Lines of data
_____
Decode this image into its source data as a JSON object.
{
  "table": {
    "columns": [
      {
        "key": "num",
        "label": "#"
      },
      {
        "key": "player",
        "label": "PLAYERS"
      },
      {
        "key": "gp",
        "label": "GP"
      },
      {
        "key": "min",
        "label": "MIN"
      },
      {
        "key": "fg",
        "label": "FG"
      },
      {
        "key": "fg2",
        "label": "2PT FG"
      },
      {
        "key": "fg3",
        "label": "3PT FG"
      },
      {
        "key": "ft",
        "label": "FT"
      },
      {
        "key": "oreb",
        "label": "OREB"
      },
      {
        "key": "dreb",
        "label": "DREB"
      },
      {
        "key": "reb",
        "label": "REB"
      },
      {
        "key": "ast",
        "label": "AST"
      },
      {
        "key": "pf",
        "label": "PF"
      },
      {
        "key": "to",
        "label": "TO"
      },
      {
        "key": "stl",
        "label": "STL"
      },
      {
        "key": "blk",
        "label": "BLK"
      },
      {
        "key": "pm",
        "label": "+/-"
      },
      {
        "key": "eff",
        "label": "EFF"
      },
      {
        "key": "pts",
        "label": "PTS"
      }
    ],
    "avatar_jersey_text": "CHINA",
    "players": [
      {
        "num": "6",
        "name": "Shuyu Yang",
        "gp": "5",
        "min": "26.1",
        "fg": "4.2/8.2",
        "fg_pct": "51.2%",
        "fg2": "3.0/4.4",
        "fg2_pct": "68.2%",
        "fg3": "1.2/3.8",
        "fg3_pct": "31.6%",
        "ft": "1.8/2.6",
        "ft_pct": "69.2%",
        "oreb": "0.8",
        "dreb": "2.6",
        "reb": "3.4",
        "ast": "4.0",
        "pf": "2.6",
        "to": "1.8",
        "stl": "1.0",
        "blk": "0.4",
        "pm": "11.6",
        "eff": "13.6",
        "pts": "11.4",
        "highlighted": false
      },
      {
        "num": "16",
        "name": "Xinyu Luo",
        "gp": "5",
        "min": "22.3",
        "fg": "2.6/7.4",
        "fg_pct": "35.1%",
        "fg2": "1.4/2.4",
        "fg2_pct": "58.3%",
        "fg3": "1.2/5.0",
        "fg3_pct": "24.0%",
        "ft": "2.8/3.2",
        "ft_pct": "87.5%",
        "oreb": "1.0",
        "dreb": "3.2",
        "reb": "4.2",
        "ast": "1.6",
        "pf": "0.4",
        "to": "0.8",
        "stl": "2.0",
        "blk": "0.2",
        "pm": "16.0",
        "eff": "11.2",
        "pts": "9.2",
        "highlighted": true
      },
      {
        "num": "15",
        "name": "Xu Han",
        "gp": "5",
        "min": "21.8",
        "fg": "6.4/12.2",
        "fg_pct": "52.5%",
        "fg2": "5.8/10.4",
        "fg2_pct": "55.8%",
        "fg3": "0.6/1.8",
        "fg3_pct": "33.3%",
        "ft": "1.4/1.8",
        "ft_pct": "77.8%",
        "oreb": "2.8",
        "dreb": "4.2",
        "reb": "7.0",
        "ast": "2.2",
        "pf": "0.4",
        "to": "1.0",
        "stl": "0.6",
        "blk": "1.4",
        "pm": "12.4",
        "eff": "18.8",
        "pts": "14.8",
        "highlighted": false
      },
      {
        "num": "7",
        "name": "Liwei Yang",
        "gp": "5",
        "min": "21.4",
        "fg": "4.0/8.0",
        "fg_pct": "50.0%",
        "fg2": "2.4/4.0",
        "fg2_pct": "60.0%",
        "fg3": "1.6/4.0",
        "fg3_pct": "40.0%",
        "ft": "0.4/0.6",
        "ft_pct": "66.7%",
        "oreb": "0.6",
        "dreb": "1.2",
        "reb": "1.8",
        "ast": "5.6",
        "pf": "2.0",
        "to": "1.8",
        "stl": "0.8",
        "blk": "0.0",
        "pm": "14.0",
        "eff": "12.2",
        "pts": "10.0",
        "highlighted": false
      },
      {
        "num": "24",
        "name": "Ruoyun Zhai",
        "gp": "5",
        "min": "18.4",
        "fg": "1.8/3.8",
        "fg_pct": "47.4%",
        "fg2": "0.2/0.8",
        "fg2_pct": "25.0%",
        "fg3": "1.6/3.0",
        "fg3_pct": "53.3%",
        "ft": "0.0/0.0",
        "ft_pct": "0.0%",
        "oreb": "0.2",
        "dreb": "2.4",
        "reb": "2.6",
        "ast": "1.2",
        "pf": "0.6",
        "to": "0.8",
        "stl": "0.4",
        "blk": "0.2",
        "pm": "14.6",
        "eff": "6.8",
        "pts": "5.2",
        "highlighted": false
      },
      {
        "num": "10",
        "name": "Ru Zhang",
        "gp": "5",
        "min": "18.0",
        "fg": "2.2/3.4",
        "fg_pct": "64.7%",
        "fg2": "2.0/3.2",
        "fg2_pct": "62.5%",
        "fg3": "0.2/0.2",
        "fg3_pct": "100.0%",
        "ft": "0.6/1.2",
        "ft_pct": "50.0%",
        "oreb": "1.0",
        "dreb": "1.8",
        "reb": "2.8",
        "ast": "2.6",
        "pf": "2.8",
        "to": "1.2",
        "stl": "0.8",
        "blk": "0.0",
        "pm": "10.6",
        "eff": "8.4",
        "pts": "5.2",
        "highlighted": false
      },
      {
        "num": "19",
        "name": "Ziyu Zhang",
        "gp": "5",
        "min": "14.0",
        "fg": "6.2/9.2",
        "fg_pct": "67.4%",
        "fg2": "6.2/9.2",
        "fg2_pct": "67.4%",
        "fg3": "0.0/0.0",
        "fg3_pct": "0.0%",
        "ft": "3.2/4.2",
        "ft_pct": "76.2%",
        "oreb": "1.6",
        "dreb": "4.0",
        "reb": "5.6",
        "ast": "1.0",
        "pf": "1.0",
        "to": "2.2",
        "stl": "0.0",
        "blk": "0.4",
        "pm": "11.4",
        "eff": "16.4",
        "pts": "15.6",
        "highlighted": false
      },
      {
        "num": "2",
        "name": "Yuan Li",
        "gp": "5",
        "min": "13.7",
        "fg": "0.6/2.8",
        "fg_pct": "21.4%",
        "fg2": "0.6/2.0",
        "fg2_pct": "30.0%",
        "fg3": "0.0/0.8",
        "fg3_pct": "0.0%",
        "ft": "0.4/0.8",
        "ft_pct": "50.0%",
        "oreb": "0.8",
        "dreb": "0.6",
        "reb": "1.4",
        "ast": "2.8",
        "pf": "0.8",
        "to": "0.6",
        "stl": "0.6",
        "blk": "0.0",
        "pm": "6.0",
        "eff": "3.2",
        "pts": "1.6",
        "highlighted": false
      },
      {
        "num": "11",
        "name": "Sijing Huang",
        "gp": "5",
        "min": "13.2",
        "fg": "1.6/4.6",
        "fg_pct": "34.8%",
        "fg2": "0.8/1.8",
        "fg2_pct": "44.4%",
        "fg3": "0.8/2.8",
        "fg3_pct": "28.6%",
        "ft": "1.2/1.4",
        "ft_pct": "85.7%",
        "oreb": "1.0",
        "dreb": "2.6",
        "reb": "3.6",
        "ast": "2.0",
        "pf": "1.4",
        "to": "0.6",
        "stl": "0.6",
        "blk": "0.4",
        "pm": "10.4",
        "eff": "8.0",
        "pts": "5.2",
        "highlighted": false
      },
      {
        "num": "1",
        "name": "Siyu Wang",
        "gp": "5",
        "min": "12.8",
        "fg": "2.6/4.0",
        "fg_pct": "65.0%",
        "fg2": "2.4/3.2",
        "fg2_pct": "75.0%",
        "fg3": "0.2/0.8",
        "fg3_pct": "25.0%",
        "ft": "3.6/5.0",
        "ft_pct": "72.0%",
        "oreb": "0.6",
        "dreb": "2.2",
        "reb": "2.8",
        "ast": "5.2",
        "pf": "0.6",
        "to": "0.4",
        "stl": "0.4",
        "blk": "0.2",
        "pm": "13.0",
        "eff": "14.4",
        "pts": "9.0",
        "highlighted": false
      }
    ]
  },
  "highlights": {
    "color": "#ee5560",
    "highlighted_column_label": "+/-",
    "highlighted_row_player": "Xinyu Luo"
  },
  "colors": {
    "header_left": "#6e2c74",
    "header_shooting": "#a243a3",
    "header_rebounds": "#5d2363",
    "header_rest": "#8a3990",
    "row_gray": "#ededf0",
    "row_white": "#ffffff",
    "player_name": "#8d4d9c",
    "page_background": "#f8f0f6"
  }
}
_____
THE PROBLEM: Count each line where the string "Xinyu" occurs, and write only the number.

REPLY: 2